SHORT EXERCISE: Can you restate the records below word for word?

(Records from a collection of figures)
╔══

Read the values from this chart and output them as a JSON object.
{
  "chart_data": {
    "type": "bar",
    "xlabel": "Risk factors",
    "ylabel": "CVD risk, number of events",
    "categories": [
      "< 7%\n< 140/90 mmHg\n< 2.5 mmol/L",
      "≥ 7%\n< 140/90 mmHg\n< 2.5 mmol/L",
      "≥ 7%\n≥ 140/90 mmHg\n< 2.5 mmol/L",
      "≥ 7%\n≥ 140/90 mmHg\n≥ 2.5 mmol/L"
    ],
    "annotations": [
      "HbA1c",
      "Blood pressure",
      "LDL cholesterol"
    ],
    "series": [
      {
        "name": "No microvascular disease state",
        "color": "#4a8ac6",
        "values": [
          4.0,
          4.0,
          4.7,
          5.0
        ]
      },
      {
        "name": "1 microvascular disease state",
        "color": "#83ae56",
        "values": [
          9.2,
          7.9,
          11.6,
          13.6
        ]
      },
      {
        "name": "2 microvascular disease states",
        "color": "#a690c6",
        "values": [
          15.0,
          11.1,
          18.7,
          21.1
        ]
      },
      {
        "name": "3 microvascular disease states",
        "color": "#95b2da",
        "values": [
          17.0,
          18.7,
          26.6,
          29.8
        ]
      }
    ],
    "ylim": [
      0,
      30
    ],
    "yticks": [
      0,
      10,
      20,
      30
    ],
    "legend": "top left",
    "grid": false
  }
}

╚══

SOLUTION BELOW:
Read the values from this chart and output them as a JSON object.
{
  "chart_data": {
    "type": "bar",
    "xlabel": "Risk factors",
    "ylabel": "CVD risk, number of events",
    "categories": [
      "< 7%\n< 140/90 mmHg\n< 2.5 mmol/L",
      "≥ 7%\n< 140/90 mmHg\n< 2.5 mmol/L",
      "≥ 7%\n≥ 140/90 mmHg\n< 2.5 mmol/L",
      "≥ 7%\n≥ 140/90 mmHg\n≥ 2.5 mmol/L"
    ],
    "annotations": [
      "HbA1c",
      "Blood pressure",
      "LDL cholesterol"
    ],
    "series": [
      {
        "name": "No microvascular disease state",
        "color": "#4a8ac6",
        "values": [
          4.0,
          4.0,
          4.7,
          5.0
        ]
      },
      {
        "name": "1 microvascular disease state",
        "color": "#83ae56",
        "values": [
          9.2,
          7.9,
          11.6,
          13.6
        ]
      },
      {
        "name": "2 microvascular disease states",
        "color": "#a690c6",
        "values": [
          15.0,
          11.1,
          18.7,
          21.1
        ]
      },
      {
        "name": "3 microvascular disease states",
        "color": "#95b2da",
        "values": [
          17.0,
          18.7,
          26.6,
          29.8
        ]
      }
    ],
    "ylim": [
      0,
      30
    ],
    "yticks": [
      0,
      10,
      20,
      30
    ],
    "legend": "top left",
    "grid": false
  }
}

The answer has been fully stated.